Job:
Transcribe the listing verbatim. Do not carry over any pictures.

Dataset:
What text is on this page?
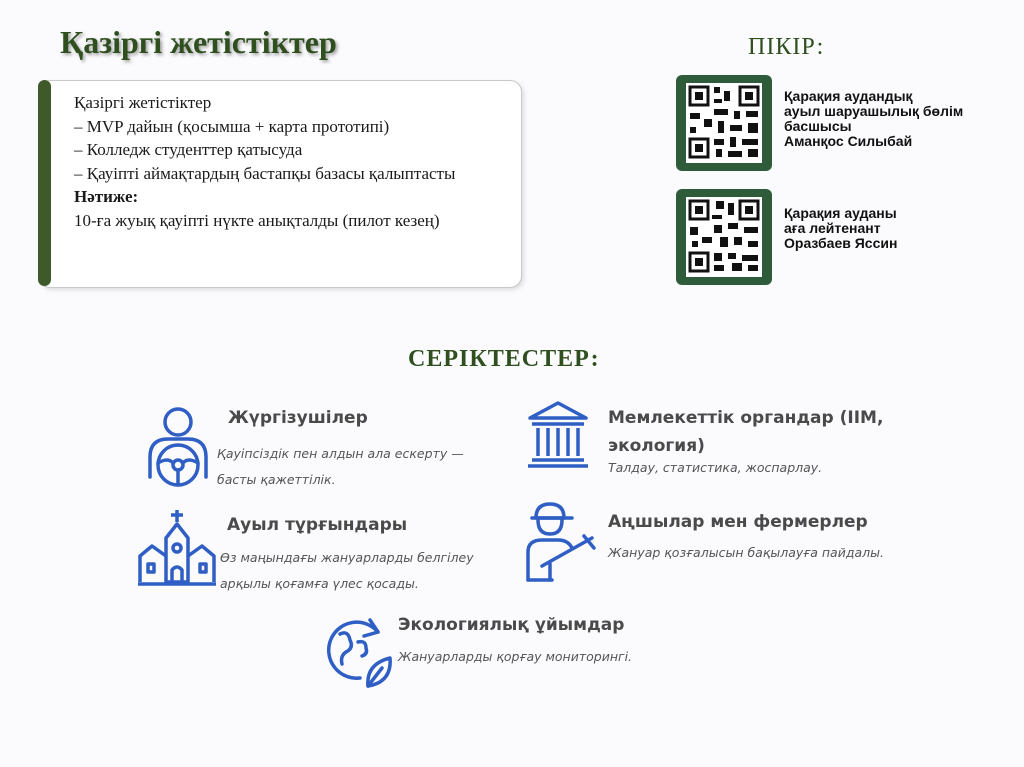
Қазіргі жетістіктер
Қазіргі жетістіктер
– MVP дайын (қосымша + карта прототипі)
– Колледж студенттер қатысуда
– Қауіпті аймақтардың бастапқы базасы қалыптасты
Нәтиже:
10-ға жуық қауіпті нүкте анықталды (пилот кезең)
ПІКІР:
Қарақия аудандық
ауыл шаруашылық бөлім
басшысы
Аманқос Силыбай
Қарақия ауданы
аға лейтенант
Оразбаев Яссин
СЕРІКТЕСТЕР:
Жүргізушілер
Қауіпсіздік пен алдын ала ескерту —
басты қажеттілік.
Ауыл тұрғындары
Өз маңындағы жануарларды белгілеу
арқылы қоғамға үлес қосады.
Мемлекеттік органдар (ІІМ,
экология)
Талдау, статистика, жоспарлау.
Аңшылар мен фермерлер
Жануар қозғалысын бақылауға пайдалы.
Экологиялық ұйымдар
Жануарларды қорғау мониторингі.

Written reply:
What text is on this page?
Қазіргі жетістіктер
Қазіргі жетістіктер
– MVP дайын (қосымша + карта прототипі)
– Колледж студенттер қатысуда
– Қауіпті аймақтардың бастапқы базасы қалыптасты
Нәтиже:
10-ға жуық қауіпті нүкте анықталды (пилот кезең)
ПІКІР:
Қарақия аудандық
ауыл шаруашылық бөлім
басшысы
Аманқос Силыбай
Қарақия ауданы
аға лейтенант
Оразбаев Яссин
СЕРІКТЕСТЕР:
Жүргізушілер
Қауіпсіздік пен алдын ала ескерту —
басты қажеттілік.
Ауыл тұрғындары
Өз маңындағы жануарларды белгілеу
арқылы қоғамға үлес қосады.
Мемлекеттік органдар (ІІМ,
экология)
Талдау, статистика, жоспарлау.
Аңшылар мен фермерлер
Жануар қозғалысын бақылауға пайдалы.
Экологиялық ұйымдар
Жануарларды қорғау мониторингі.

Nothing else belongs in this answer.